• WHAT THIS TASK INVOLVES: Search the material below for the word "spanning". Copy every line that has it.

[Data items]
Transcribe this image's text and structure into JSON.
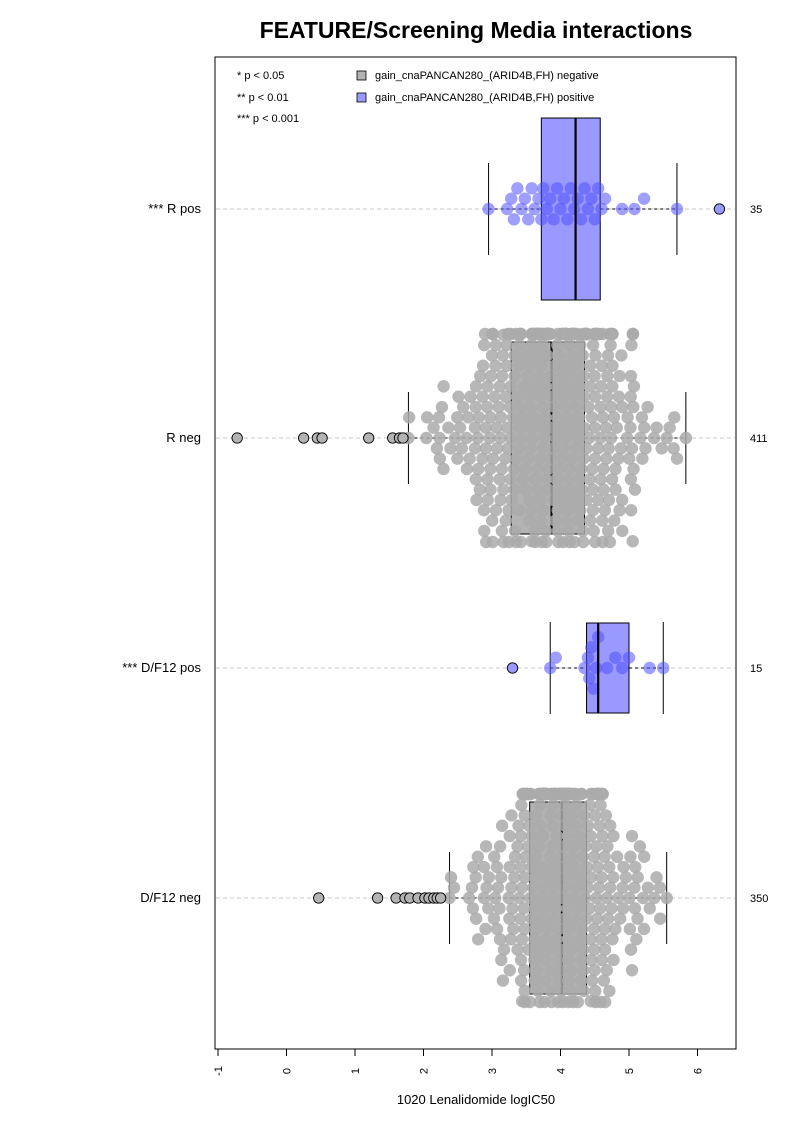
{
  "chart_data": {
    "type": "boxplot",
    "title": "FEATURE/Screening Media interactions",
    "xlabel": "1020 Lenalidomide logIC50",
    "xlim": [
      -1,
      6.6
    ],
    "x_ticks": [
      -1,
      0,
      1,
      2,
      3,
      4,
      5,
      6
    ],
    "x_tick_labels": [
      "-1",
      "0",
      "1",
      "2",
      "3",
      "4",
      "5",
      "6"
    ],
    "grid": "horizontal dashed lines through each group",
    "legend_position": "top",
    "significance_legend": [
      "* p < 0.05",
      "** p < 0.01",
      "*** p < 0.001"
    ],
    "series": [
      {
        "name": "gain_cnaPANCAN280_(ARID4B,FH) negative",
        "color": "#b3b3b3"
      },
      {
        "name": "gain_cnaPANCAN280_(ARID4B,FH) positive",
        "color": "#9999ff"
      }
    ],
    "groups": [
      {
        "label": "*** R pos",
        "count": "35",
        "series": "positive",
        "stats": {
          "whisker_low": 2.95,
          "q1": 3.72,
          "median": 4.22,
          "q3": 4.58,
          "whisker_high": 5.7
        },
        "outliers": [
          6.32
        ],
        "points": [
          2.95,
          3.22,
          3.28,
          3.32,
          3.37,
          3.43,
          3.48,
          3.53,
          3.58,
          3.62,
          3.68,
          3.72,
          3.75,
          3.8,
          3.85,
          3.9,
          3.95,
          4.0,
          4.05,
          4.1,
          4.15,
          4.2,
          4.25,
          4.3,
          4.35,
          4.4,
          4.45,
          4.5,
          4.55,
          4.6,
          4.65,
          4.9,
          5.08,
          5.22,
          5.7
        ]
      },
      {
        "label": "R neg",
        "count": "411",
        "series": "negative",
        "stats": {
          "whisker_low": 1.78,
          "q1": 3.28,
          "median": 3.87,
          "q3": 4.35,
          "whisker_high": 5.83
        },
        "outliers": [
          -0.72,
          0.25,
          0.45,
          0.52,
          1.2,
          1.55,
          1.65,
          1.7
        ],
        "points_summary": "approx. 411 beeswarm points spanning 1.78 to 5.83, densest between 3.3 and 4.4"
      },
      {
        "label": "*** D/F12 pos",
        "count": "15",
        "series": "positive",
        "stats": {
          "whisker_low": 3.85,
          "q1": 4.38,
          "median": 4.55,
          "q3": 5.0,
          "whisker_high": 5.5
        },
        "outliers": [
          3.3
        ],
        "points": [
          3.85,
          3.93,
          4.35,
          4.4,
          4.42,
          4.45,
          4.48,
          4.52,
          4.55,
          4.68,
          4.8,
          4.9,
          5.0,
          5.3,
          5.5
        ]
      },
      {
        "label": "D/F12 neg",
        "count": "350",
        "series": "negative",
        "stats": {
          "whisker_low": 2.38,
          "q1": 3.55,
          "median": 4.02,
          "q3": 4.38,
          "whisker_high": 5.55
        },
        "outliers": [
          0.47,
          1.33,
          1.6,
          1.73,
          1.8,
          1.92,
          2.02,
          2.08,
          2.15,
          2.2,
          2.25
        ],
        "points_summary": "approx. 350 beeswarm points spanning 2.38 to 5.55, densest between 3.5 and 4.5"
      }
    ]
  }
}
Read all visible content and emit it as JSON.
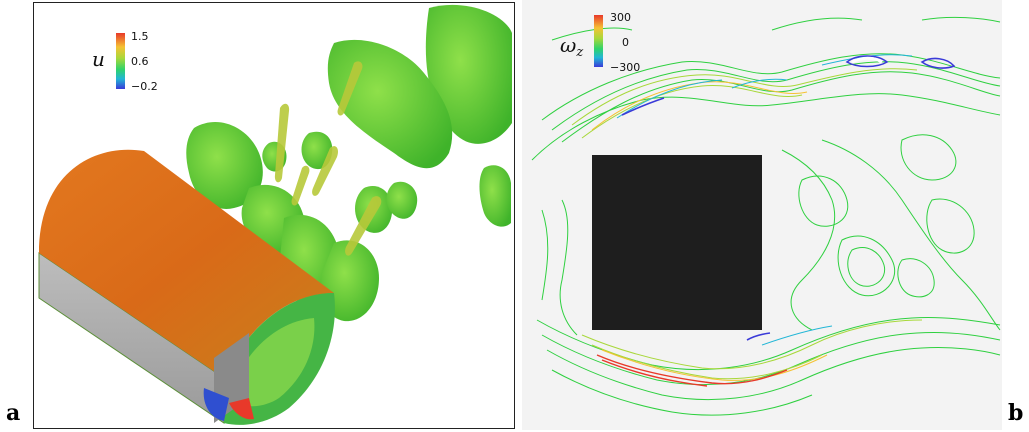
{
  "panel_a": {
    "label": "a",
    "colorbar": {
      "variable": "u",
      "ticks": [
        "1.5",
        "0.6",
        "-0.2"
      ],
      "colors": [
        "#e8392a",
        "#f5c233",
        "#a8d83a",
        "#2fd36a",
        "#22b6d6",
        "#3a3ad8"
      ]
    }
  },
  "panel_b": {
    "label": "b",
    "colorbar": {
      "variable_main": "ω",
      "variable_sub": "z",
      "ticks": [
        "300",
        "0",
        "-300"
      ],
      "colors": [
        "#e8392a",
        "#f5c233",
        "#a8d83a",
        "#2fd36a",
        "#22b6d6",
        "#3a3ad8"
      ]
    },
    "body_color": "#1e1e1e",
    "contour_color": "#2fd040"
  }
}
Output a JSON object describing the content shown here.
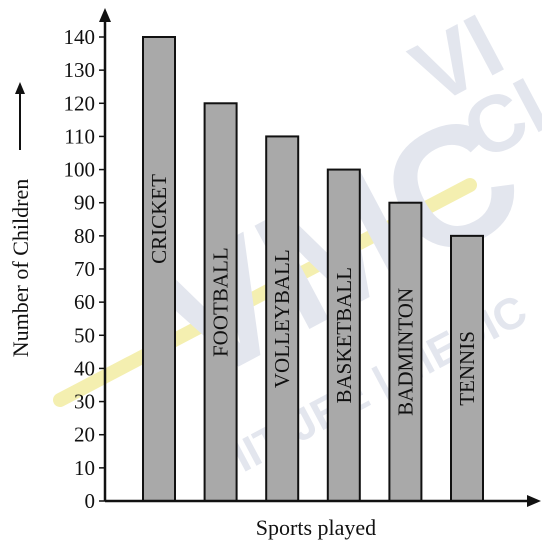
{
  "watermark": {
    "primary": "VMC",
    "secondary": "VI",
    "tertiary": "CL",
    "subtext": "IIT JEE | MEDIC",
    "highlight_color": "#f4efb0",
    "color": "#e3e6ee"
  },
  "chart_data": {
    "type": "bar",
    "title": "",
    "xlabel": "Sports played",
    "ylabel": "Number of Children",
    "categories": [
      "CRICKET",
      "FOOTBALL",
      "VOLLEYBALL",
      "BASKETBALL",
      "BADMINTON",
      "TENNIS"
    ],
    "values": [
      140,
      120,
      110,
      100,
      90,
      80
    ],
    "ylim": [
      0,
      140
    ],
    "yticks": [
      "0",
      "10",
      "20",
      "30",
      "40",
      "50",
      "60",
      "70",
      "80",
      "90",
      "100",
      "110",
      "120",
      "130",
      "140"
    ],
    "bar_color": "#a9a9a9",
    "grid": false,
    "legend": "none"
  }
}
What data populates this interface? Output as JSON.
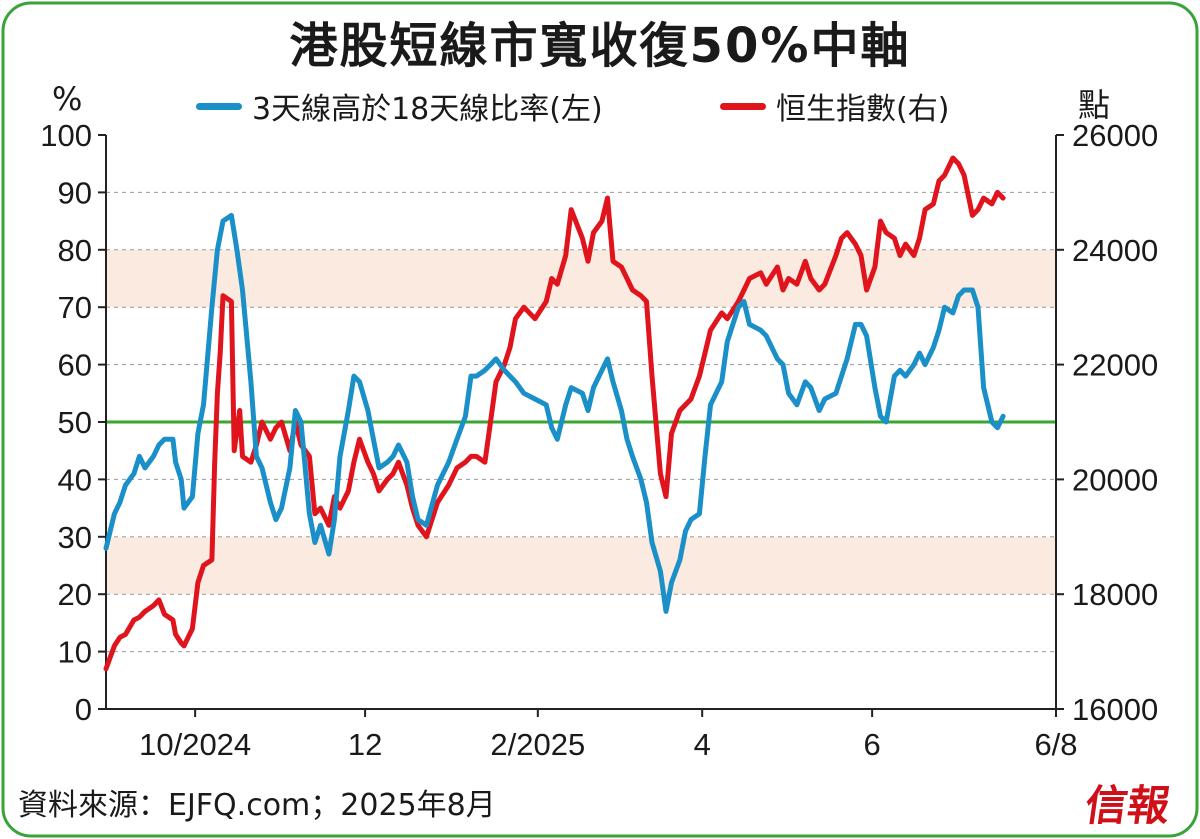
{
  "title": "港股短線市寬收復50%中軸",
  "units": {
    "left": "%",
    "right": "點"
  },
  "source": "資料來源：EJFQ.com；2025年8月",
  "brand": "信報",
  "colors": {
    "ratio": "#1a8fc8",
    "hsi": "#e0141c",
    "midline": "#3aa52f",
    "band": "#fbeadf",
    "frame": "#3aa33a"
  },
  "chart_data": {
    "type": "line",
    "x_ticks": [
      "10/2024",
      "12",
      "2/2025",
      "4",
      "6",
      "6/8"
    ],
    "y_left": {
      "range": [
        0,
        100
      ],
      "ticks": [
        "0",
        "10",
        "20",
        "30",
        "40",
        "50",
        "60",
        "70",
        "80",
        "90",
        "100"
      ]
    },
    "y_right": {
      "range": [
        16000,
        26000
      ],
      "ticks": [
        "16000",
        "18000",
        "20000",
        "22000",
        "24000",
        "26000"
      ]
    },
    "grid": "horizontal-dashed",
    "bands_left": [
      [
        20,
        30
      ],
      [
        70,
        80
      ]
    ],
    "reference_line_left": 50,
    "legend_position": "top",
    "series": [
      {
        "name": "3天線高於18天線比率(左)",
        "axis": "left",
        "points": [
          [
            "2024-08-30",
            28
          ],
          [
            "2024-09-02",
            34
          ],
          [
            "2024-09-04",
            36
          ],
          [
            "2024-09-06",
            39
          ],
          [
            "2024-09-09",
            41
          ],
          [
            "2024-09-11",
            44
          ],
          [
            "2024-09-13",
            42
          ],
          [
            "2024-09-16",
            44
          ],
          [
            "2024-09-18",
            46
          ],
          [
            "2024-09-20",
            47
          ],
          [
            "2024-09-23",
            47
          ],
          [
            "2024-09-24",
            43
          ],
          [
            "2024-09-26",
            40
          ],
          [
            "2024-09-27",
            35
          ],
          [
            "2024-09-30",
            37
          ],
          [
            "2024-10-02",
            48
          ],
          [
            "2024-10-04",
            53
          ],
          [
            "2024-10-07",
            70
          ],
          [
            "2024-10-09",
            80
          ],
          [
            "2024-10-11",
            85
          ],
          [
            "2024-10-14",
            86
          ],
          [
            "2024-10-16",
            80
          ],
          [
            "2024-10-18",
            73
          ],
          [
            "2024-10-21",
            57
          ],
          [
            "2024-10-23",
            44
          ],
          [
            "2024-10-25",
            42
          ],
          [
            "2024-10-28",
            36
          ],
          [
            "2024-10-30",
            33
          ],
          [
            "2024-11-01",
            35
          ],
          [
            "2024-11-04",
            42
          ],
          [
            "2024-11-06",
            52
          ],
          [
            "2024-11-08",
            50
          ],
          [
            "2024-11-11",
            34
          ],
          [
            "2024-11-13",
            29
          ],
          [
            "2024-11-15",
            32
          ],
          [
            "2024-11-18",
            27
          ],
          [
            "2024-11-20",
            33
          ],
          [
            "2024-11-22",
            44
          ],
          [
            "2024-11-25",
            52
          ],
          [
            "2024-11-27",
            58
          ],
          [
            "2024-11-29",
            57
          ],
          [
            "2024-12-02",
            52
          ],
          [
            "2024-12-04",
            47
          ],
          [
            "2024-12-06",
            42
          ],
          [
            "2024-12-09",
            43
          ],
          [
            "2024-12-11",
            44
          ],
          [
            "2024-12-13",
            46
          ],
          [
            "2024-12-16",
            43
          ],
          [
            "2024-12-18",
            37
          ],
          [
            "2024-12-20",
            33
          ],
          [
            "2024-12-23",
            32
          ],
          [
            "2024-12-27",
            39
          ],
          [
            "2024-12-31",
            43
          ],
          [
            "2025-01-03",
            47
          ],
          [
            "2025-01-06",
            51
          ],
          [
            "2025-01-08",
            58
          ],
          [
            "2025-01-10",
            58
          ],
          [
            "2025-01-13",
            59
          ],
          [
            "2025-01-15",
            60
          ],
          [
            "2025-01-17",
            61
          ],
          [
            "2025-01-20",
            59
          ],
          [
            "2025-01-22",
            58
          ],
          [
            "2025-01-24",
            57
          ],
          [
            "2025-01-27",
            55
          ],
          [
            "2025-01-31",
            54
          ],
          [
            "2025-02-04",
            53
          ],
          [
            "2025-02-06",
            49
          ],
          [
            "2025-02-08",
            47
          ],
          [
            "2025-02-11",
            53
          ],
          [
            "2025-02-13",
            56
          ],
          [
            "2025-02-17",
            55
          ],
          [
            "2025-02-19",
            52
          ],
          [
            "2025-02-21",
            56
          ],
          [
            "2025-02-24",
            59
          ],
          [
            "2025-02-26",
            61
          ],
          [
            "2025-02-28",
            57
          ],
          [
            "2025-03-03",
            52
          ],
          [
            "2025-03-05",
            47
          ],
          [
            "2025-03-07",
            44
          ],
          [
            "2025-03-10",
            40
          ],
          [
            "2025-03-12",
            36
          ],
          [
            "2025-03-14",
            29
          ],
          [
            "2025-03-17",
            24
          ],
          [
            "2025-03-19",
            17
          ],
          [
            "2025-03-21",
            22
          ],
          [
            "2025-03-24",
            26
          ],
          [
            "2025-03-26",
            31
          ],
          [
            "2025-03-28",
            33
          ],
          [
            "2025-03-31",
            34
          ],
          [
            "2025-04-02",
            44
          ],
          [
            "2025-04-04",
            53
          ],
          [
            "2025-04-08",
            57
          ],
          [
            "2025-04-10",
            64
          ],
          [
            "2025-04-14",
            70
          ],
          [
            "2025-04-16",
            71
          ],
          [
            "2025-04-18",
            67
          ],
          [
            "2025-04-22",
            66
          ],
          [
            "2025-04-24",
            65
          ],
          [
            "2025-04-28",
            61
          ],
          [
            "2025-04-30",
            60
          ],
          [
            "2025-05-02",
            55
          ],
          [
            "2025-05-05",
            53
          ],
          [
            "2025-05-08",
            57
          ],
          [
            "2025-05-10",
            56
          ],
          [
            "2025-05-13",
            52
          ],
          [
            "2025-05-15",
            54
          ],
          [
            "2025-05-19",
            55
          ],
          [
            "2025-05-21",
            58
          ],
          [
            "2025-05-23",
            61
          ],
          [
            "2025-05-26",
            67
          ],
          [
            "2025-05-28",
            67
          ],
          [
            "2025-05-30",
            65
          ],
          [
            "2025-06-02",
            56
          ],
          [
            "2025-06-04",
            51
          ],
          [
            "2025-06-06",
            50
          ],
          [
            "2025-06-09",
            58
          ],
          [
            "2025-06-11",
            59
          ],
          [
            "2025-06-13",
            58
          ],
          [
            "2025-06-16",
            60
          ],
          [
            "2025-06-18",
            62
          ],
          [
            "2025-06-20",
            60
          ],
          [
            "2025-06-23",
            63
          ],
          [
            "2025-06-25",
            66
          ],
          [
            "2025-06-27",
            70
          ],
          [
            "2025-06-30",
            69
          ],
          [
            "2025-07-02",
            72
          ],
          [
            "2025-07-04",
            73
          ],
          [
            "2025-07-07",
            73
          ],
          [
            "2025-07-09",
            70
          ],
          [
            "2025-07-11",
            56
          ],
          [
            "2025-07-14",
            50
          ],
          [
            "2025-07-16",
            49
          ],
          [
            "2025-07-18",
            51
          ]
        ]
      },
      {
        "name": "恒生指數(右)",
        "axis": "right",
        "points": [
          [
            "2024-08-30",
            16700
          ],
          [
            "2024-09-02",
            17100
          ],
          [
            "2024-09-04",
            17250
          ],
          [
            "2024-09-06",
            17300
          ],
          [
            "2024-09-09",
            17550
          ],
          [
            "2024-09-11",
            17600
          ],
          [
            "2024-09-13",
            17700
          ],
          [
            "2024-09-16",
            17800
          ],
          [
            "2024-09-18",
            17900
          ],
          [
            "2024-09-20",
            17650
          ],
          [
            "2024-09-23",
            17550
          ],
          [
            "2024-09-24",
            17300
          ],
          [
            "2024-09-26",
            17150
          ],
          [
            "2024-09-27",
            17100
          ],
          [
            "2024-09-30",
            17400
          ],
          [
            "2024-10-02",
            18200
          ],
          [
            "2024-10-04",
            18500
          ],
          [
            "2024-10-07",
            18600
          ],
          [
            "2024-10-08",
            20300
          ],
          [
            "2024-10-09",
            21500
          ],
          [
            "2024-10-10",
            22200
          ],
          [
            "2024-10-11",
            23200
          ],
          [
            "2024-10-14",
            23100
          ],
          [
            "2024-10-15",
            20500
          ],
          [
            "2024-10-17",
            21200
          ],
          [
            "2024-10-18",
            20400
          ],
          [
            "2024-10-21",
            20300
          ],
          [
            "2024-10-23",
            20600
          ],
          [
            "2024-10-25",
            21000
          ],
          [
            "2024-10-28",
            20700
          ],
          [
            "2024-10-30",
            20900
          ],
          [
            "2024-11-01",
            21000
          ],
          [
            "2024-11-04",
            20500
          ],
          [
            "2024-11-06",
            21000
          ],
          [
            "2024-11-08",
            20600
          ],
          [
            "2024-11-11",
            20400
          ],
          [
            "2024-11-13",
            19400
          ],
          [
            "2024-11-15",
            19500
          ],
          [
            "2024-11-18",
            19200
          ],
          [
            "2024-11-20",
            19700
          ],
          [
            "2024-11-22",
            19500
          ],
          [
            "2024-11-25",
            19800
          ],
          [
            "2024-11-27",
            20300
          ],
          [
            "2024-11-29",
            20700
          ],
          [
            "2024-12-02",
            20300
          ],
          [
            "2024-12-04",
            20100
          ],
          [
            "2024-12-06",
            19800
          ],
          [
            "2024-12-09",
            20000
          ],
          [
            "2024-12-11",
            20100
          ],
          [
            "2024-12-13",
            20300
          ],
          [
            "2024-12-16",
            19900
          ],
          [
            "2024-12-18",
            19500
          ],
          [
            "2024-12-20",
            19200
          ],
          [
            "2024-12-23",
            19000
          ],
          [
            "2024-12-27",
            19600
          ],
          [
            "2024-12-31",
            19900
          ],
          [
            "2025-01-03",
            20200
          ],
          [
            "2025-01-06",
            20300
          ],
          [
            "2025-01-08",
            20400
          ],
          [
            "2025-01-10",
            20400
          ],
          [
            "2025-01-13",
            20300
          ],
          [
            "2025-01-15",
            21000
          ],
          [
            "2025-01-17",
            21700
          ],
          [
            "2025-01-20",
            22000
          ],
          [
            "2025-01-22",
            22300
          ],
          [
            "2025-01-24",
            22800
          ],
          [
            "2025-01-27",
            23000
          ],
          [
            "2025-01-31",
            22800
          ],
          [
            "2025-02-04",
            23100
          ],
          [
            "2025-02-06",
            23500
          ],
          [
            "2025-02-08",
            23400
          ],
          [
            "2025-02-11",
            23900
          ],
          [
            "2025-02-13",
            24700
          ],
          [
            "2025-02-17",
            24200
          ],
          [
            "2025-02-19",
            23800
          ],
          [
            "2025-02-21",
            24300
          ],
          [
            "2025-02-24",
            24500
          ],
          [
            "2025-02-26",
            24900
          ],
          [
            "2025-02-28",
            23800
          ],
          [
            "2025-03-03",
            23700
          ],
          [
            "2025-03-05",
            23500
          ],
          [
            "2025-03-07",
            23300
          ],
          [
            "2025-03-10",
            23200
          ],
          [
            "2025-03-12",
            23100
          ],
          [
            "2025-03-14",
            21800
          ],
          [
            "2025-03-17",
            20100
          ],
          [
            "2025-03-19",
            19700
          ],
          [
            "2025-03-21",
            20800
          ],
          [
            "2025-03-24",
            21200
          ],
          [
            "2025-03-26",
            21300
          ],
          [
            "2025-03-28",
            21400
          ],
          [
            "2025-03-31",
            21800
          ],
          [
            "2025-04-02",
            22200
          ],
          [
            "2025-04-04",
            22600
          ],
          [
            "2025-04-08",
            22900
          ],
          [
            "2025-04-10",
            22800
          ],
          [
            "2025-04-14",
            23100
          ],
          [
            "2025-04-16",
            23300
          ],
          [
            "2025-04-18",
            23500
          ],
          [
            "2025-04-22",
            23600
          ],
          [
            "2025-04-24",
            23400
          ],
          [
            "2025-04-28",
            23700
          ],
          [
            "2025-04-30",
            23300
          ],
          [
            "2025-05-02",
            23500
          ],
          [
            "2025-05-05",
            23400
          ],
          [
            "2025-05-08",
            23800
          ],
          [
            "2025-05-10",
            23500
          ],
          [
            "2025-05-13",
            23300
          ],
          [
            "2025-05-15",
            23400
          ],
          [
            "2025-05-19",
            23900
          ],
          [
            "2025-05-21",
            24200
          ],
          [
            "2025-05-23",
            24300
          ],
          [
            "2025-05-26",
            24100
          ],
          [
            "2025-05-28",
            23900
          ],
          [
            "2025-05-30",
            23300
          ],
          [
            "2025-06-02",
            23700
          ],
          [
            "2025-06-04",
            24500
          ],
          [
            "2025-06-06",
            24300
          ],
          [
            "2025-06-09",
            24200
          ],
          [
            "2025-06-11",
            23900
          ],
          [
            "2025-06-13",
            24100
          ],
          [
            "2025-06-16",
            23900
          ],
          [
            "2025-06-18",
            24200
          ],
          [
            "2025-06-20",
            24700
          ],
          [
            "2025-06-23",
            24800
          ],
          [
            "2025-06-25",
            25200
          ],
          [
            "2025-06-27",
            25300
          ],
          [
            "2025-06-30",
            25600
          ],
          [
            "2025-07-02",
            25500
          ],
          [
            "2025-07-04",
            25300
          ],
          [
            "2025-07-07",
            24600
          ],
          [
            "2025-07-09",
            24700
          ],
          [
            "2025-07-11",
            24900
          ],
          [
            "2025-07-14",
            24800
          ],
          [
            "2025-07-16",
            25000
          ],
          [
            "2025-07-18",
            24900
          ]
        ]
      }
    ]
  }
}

• RESULT:
        "points_summary": "approx. 411 beeswarm points spanning 1.78 to 5.83, densest between 3.3 and 4.4"
        "points_summary": "approx. 350 beeswarm points spanning 2.38 to 5.55, densest between 3.5 and 4.5"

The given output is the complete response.